== ENTRIES

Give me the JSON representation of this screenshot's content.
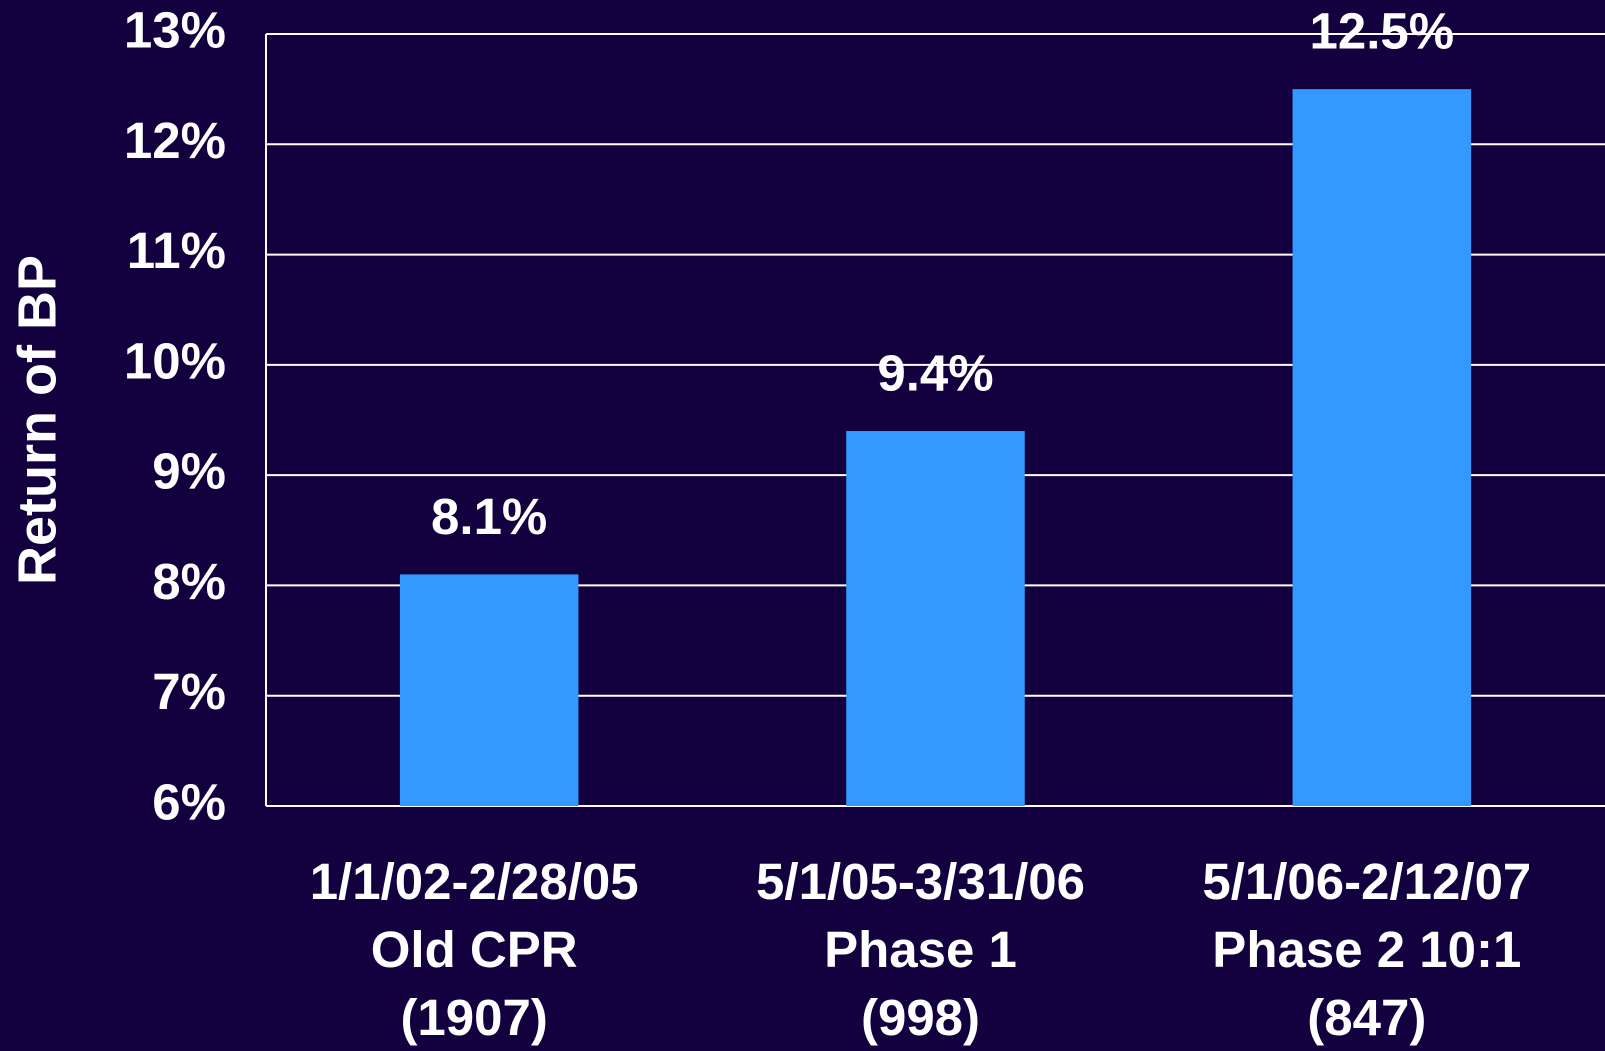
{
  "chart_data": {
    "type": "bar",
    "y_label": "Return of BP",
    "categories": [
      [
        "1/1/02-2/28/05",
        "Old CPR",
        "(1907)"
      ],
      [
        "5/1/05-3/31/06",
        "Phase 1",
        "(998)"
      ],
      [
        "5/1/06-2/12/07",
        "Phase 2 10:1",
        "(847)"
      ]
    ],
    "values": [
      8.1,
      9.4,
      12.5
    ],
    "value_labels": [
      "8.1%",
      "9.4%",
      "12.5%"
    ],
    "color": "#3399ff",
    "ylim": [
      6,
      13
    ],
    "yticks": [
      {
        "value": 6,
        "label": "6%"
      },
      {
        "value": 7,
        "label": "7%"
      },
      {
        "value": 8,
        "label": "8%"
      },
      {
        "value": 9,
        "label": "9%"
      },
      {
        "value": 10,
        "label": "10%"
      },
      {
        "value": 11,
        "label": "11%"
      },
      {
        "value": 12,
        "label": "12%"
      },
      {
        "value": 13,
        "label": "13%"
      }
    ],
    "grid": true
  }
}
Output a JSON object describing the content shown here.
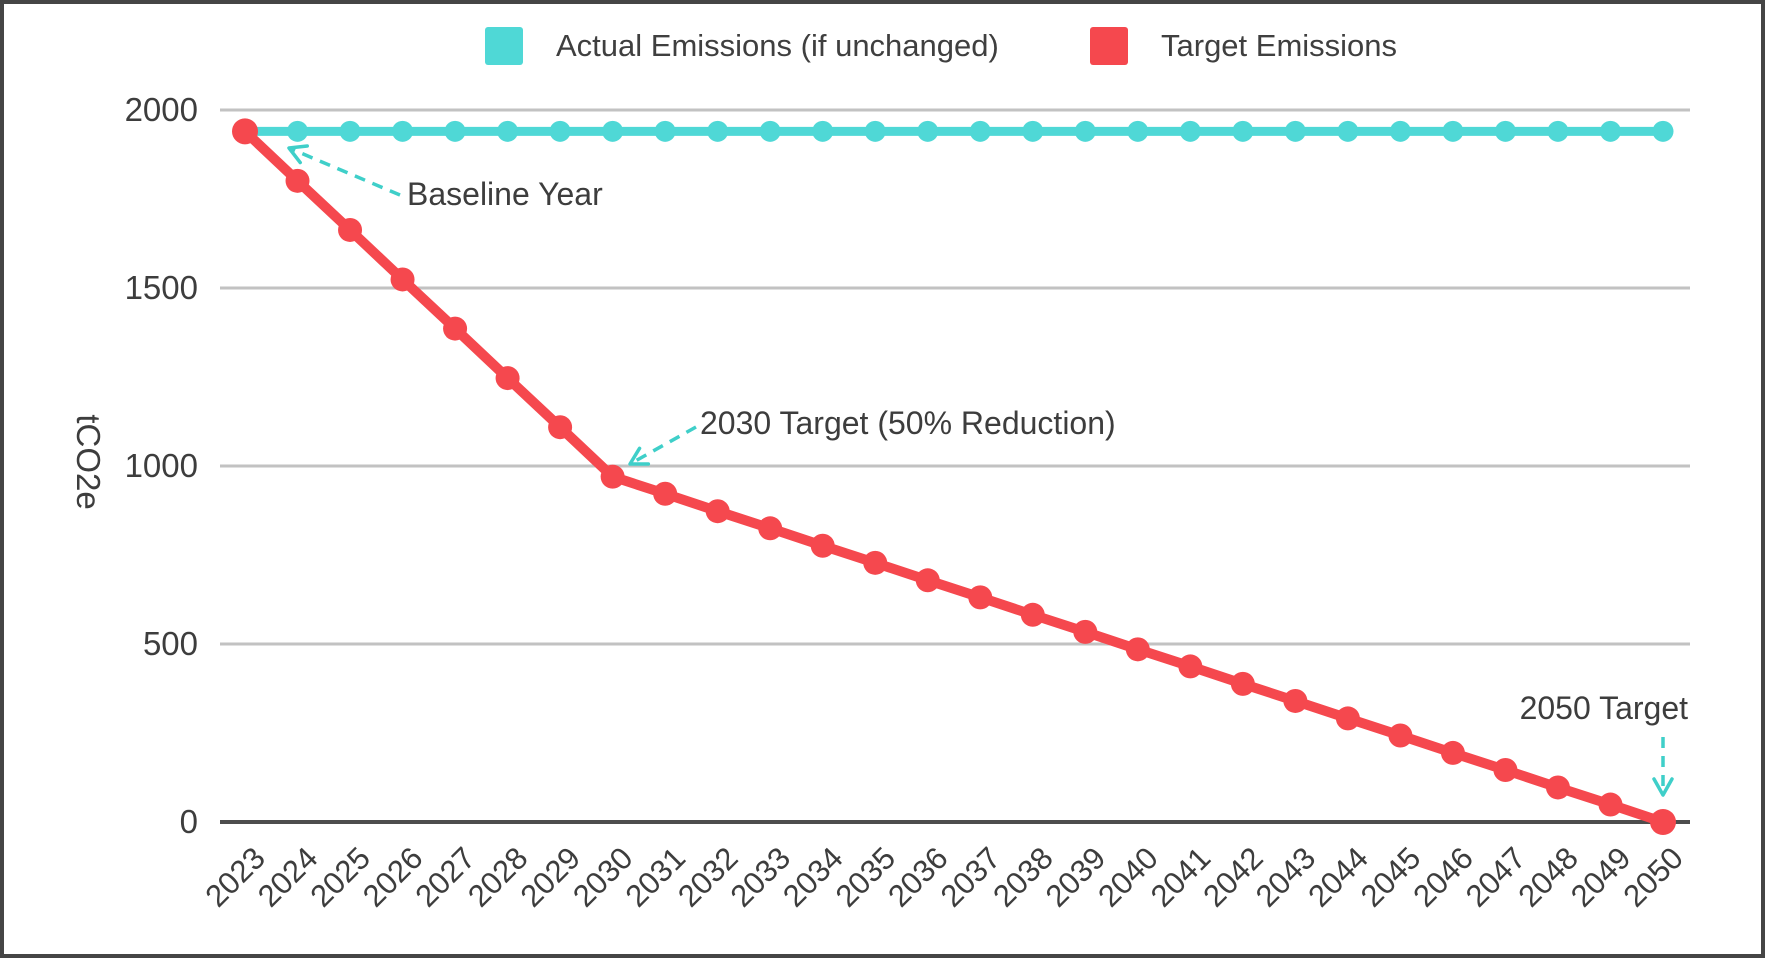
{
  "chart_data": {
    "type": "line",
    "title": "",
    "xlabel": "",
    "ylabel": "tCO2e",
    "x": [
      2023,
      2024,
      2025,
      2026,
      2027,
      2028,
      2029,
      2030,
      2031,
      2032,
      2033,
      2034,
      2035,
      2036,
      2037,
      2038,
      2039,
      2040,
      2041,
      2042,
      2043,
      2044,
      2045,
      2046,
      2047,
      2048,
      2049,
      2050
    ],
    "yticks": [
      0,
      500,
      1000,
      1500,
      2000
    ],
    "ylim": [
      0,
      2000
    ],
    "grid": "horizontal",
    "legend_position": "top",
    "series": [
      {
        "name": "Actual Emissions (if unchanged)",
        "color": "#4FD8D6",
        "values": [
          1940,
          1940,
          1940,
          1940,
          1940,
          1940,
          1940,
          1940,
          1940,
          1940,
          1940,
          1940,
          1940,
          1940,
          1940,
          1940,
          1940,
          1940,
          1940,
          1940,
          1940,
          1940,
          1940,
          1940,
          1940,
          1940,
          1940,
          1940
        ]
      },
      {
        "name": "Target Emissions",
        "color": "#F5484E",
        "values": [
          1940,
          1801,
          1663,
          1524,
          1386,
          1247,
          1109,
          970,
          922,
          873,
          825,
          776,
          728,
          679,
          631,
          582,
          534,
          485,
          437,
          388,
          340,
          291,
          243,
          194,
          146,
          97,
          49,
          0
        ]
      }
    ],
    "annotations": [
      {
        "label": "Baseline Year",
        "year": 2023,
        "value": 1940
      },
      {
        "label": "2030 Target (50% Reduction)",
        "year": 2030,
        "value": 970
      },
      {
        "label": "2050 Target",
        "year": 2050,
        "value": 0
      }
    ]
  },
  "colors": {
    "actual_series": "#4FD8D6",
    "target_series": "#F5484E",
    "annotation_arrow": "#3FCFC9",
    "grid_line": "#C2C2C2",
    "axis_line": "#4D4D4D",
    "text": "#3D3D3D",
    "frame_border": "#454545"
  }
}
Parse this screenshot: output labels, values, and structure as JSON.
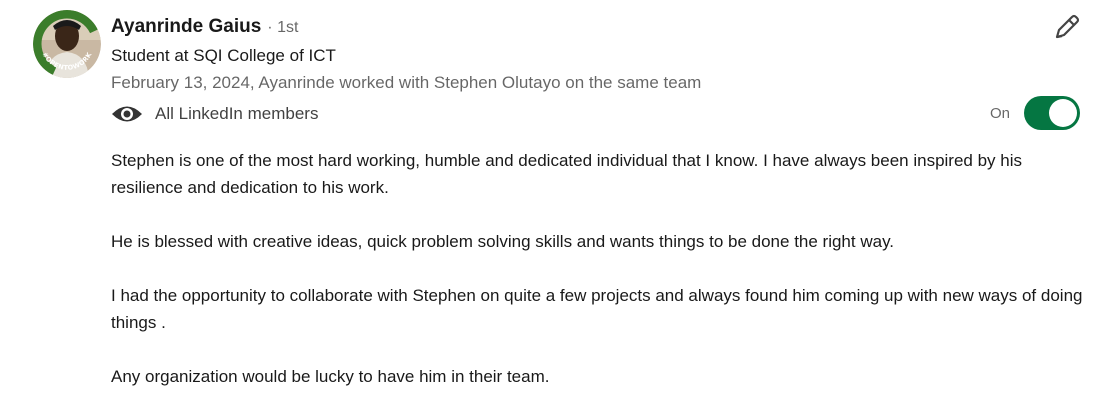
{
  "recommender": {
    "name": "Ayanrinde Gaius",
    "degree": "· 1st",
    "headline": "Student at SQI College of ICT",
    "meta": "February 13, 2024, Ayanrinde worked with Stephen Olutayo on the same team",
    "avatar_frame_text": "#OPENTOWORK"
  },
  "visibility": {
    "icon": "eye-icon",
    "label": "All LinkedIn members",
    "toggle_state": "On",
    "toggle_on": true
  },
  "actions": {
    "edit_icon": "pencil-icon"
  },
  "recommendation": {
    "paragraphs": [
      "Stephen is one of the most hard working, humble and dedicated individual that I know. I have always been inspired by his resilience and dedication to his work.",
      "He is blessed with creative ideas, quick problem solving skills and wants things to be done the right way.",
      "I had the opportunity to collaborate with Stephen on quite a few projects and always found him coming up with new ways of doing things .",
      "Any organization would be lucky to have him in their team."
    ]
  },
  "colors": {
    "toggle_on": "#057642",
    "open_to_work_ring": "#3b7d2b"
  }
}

====

> [INSTRUCTIONS FOR THE TASK]: Copy out, unchanged, the span of lines beginning with the one that includes "Parse this screenshot: output" and running through the final line of the material above. Leave the pictures out.

> [TASK RESULT]:
Parse this screenshot: output labels, values, and structure as JSON.
{
  "recommender": {
    "name": "Ayanrinde Gaius",
    "degree": "· 1st",
    "headline": "Student at SQI College of ICT",
    "meta": "February 13, 2024, Ayanrinde worked with Stephen Olutayo on the same team",
    "avatar_frame_text": "#OPENTOWORK"
  },
  "visibility": {
    "icon": "eye-icon",
    "label": "All LinkedIn members",
    "toggle_state": "On",
    "toggle_on": true
  },
  "actions": {
    "edit_icon": "pencil-icon"
  },
  "recommendation": {
    "paragraphs": [
      "Stephen is one of the most hard working, humble and dedicated individual that I know. I have always been inspired by his resilience and dedication to his work.",
      "He is blessed with creative ideas, quick problem solving skills and wants things to be done the right way.",
      "I had the opportunity to collaborate with Stephen on quite a few projects and always found him coming up with new ways of doing things .",
      "Any organization would be lucky to have him in their team."
    ]
  },
  "colors": {
    "toggle_on": "#057642",
    "open_to_work_ring": "#3b7d2b"
  }
}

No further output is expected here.